Exercise directions =
Reproduce all of the material word for word.

Data excerpts =
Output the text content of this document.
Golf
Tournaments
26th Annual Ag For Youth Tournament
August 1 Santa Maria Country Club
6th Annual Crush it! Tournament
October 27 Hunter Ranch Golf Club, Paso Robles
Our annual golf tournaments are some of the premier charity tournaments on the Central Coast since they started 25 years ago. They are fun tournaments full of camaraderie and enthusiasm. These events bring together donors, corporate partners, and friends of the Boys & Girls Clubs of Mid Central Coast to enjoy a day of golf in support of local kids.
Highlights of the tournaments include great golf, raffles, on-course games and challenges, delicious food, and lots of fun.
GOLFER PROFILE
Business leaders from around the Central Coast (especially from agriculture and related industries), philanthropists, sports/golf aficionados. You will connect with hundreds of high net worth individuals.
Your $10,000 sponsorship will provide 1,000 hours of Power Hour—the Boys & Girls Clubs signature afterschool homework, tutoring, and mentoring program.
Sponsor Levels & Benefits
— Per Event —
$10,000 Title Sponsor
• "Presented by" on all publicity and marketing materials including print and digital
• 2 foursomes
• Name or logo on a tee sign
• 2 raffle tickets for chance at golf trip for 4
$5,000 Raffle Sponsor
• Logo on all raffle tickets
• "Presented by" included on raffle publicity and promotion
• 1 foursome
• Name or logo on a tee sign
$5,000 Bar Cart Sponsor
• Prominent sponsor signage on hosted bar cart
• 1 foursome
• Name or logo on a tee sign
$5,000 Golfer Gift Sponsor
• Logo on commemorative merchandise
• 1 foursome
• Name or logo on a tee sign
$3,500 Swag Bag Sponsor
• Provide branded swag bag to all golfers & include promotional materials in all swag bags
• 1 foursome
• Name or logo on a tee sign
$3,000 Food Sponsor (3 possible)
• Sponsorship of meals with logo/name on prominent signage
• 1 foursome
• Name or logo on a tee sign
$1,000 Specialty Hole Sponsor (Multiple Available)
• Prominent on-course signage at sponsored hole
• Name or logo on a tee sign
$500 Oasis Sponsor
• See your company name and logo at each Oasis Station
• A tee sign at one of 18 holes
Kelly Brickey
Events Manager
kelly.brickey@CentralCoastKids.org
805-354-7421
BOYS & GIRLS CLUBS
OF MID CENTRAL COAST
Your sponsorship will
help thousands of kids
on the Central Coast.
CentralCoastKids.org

The output =
Output the text content of this document.
Golf
Tournaments
26th Annual Ag For Youth Tournament
August 1 Santa Maria Country Club
6th Annual Crush it! Tournament
October 27 Hunter Ranch Golf Club, Paso Robles
Our annual golf tournaments are some of the premier charity tournaments on the Central Coast since they started 25 years ago. They are fun tournaments full of camaraderie and enthusiasm. These events bring together donors, corporate partners, and friends of the Boys & Girls Clubs of Mid Central Coast to enjoy a day of golf in support of local kids.
Highlights of the tournaments include great golf, raffles, on-course games and challenges, delicious food, and lots of fun.
GOLFER PROFILE
Business leaders from around the Central Coast (especially from agriculture and related industries), philanthropists, sports/golf aficionados. You will connect with hundreds of high net worth individuals.
Your $10,000 sponsorship will provide 1,000 hours of Power Hour—the Boys & Girls Clubs signature afterschool homework, tutoring, and mentoring program.
Sponsor Levels & Benefits
— Per Event —
$10,000 Title Sponsor
• "Presented by" on all publicity and marketing materials including print and digital
• 2 foursomes
• Name or logo on a tee sign
• 2 raffle tickets for chance at golf trip for 4
$5,000 Raffle Sponsor
• Logo on all raffle tickets
• "Presented by" included on raffle publicity and promotion
• 1 foursome
• Name or logo on a tee sign
$5,000 Bar Cart Sponsor
• Prominent sponsor signage on hosted bar cart
• 1 foursome
• Name or logo on a tee sign
$5,000 Golfer Gift Sponsor
• Logo on commemorative merchandise
• 1 foursome
• Name or logo on a tee sign
$3,500 Swag Bag Sponsor
• Provide branded swag bag to all golfers & include promotional materials in all swag bags
• 1 foursome
• Name or logo on a tee sign
$3,000 Food Sponsor (3 possible)
• Sponsorship of meals with logo/name on prominent signage
• 1 foursome
• Name or logo on a tee sign
$1,000 Specialty Hole Sponsor (Multiple Available)
• Prominent on-course signage at sponsored hole
• Name or logo on a tee sign
$500 Oasis Sponsor
• See your company name and logo at each Oasis Station
• A tee sign at one of 18 holes
Kelly Brickey
Events Manager
kelly.brickey@CentralCoastKids.org
805-354-7421
BOYS & GIRLS CLUBS
OF MID CENTRAL COAST
Your sponsorship will
help thousands of kids
on the Central Coast.
CentralCoastKids.org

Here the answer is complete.